### Objectives
1: Summarize the passage on street harassment in three sentences.
2: Carry on the passage on street harassment, picking up right after its final sentence.

### Document extract
And by “it,” I mean what it’s like to be a victim of street harassment. For most of us by the time we’ve hit puberty, (if not before), we’ve been subjected to the cat calls, the tactless pick up lines, the comments on our boobs and backsides more times than we’d like to remember.

I’ll never forget being in the mall with my mother one weekend. Wearing a pair of colorful denim shorts, I had to have been about eleven or twelve. We were near a jewelry kiosk when a man on a cell phone interrupted his conversation to state to no one in particular, “Whew, look at that A$$.” The A$$ he was referring to was mine.

That was the first time a grown man had ever made public mention of my body. As a girl I used to daydream about what it would be like to gain the attention of the male kind. I just knew it would be flattering, intimate, and welcomed. Suggestive, yet respectful.

The complete opposite of that mall interaction.

As women, I don’t have to tell you that such attention is annoying, threatening and worst of all degrading. I wish I could say that the foolishness stopped there; but that would be a lie, it only got worse. Today, every time I leave my apartment, I put on what I call my “don’t Fawk with me” face and hit the streets of New York. As much as I loathe the winter, I can’t help but be grateful that my puffy, mid-calf length coat curbs some of the harassment. But not all of it.

Last winter, I stepped out around 6:30 p.m. on what had to have been the coldest night of the year. Ever conscious of my grandmother’s pneumonia warnings, I was bundled up like no other. Literally, the only things visible were my eyes. And still, a man getting off the bus, couldn’t restrain himself. “Aye.” And then louder, when I ignored him, “AYE!”

All I could think of was let me get as far away from this fool as fast as possible. Later, when my fear subsided, I realized these men must not understand how threatening their hollas, their “compliments” can actually be. In reality, I’d guess that most street hollerers aren’t dangerous. They’re just horny men who’ve had luck with that approach a time or two and therefore continue to use it on any and every woman who catches their eye. And that’s the problem.

### Dataset extract
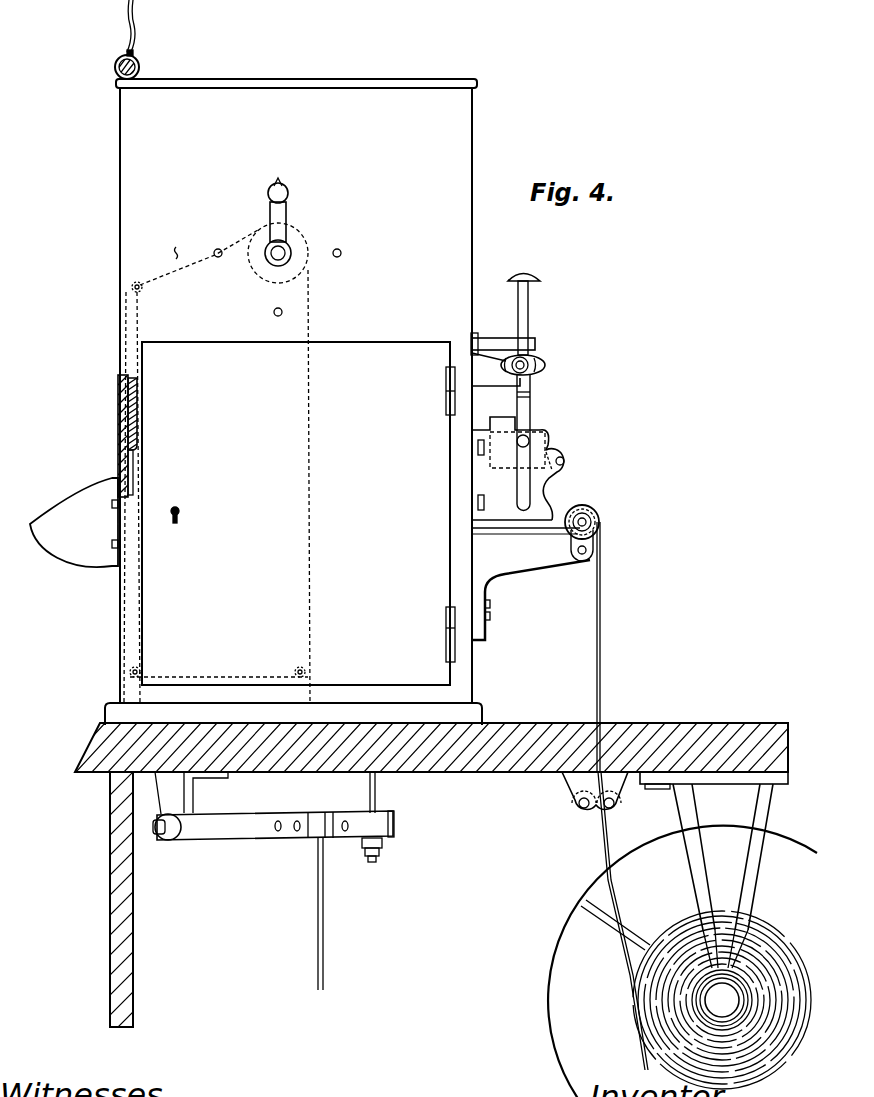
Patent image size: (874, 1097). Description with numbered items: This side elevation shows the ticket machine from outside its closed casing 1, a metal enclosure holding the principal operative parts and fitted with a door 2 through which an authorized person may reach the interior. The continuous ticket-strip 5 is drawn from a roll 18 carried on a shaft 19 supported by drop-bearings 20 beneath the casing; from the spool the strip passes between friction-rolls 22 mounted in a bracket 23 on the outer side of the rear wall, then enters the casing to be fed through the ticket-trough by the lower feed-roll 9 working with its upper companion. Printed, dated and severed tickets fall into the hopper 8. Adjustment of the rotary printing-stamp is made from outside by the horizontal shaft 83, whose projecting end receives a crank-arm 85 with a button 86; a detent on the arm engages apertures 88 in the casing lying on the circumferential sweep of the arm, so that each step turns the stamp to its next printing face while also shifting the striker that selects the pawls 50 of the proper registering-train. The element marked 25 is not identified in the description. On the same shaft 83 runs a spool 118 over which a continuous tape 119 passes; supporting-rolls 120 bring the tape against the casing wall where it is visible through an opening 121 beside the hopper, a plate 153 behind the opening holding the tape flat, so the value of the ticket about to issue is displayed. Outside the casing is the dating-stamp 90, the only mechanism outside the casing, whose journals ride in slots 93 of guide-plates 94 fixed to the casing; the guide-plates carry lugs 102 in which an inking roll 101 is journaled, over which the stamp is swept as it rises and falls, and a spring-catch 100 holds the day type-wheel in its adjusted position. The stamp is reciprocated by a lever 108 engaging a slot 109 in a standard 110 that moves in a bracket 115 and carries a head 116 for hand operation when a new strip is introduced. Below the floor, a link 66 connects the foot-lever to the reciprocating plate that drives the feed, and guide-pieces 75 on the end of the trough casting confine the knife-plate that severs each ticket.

### Task results
1: At about eleven or twelve, while at a mall with their mother, the writer heard a man on a cell phone loudly remark on the writer's backside. This was the first time a grown man had publicly mentioned the writer's body, and it was the complete opposite of the flattering, respectful attention the writer had daydreamed about as a girl. The harassment only got worse: even fully bundled up on a freezing New York night, the writer was yelled at by a man getting off a bus, and the writer concludes that most street hollerers are probably not dangerous but do not understand how threatening their "compliments" can be.

2:
Didn’t this man getting off the bus that night realize that I was a woman alone on the street, in the dark? Why would he feel that situation was the time to try to approach me, a complete stranger? How many rape scenes resemble that scenario?

I fear that the  street “hollerers” aren’t the only men who don’t get it. As the comic illustrated, when you tell a “regular dude” about the happenings of your day, don’t be surprised if he responds in complete ignorance. This has happened to me personally. He literally said, “I would love for women to hit on me in the street.”

Sure, men don’t receive compliments on their physical appearance like women do and they think that sucks. But they don’t know how good they have it. It’s not complimentary, it’s threatening. What wouldn’t I give to walk the streets in peace? The point is, many men lack a general awareness of how exhausting it can be to just have a vagina in public.

I know I don’t speak for just myself when I say that as women, we spend a lot of our time out on high alert.

As sad as it may seem, there’s always this sickening cognizance and fear of what could happen if you’re not as aware as you should be, if you take a wrong turn, if you walk past the wrong person at the wrong time, hell, if you’re with the wrong person at the wrong time.

As great as it is being a woman, it’s scary too. If more men knew this, I like to think they’d be less inclined to assault us on the street.